▶ **TEXTE À LIRE**:
━━━━━━━━━━━━━━━━

La déclaration de Le Drian en filigrane : Alger et Paris ne sont d’accord sur rien
Par Mohamed K. – Rétropédalage tactique ? Arrogance chronique ? Que faut-il saisir des non-dits foisonnants dans la déclaration du ministre français des Affaires étrangères à sa sortie de l’audience que lui a accordée le président Tebboune ? Qu’«il était important» pour lui de se rendre à Alger «pour une visite de travail et d’évaluation de la relation bilatérale» ? Oui, un déplacement du chef de la diplomatie française dans ce contexte de forte crispation dans les relations entre les deux pays ne peut être qu’important. Si Jean-Yves Le Drian a esquissé les sujets sur lesquels a porté sa rencontre avec les dirigeants algériens, il n’en reste pas moins que leur survol n’éclaire pas l’opinion publique des deux pays sur le contenu de ces discussions.
L’émissaire d’Emmanuel Macron évoque un «double objectif» : «renouer une relation de confiance» et «regarder vers l’avenir». Est-ce à dire que la France demande à l’Algérie de tourner la page des dérapages du locataire de l’Elysée ? Est-ce à dire que l’Algérie doit continuer de supporter les attaques qu’elle subit de la part d’un quarteron d’agitateurs à partir du territoire français, ce que les autorités algériennes appellent la guerre de quatrième génération qui est livrée à l’Algérie à partir de la France, du Maroc et d’Israël ? Sur quoi Jean-Yves Le Drian s’est-il engagé ? Sur l’extradition du dirigeant du MAK, le séparatiste Ferhat Mehenni qui se trouve lui aussi en France, alors que son mouvement a été classé comme une organisation terroriste ?

━━━━━━━━━━━━━━━━

▶ **ENTRÉES ENREGISTRÉES**:
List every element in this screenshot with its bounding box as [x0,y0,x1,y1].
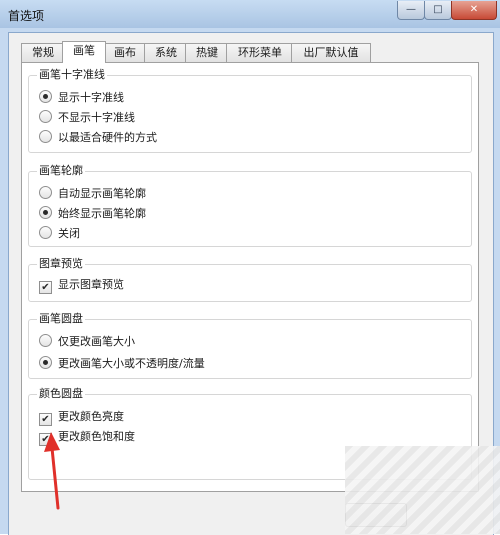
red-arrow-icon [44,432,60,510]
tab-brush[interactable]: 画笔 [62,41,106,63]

━━━━━━━━━━━━━━━━

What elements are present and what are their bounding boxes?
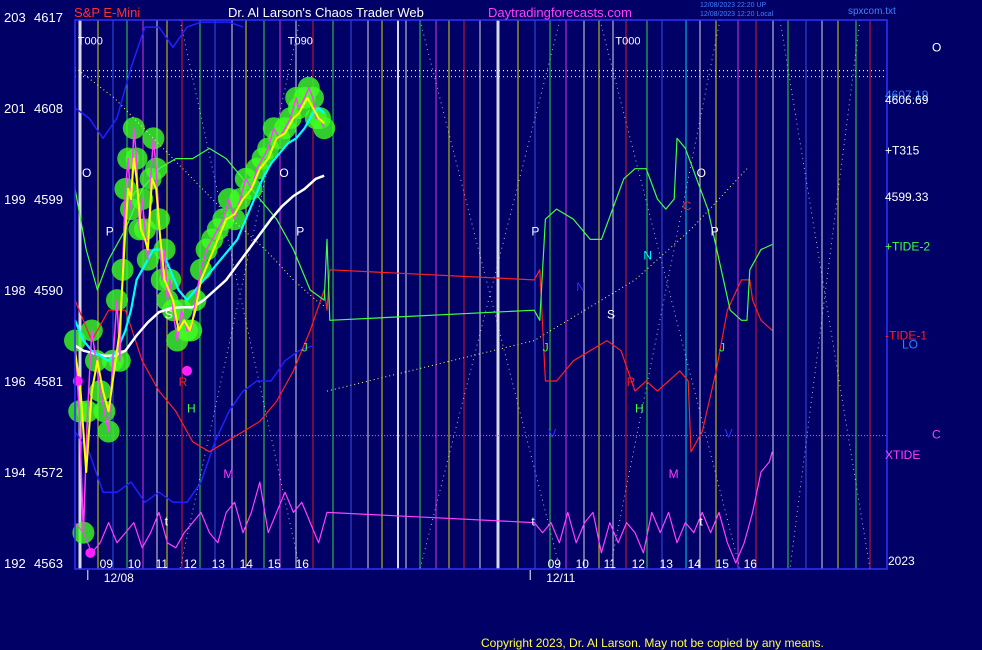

━━━━━━━━━━━━━━━━

▶ **VOTRE OBJECTIF**:
Reproduisez mot pour mot le passage de l'article sur la visite de Le Drian à Alger qui commence par « L’émissaire d’Emmanuel Macron » et se poursuit jusqu'à « organisation terroriste ? » inclus.

▶ **RÉSULTAT FINAL**:
L’émissaire d’Emmanuel Macron évoque un «double objectif» : «renouer une relation de confiance» et «regarder vers l’avenir». Est-ce à dire que la France demande à l’Algérie de tourner la page des dérapages du locataire de l’Elysée ? Est-ce à dire que l’Algérie doit continuer de supporter les attaques qu’elle subit de la part d’un quarteron d’agitateurs à partir du territoire français, ce que les autorités algériennes appellent la guerre de quatrième génération qui est livrée à l’Algérie à partir de la France, du Maroc et d’Israël ? Sur quoi Jean-Yves Le Drian s’est-il engagé ? Sur l’extradition du dirigeant du MAK, le séparatiste Ferhat Mehenni qui se trouve lui aussi en France, alors que son mouvement a été classé comme une organisation terroriste ?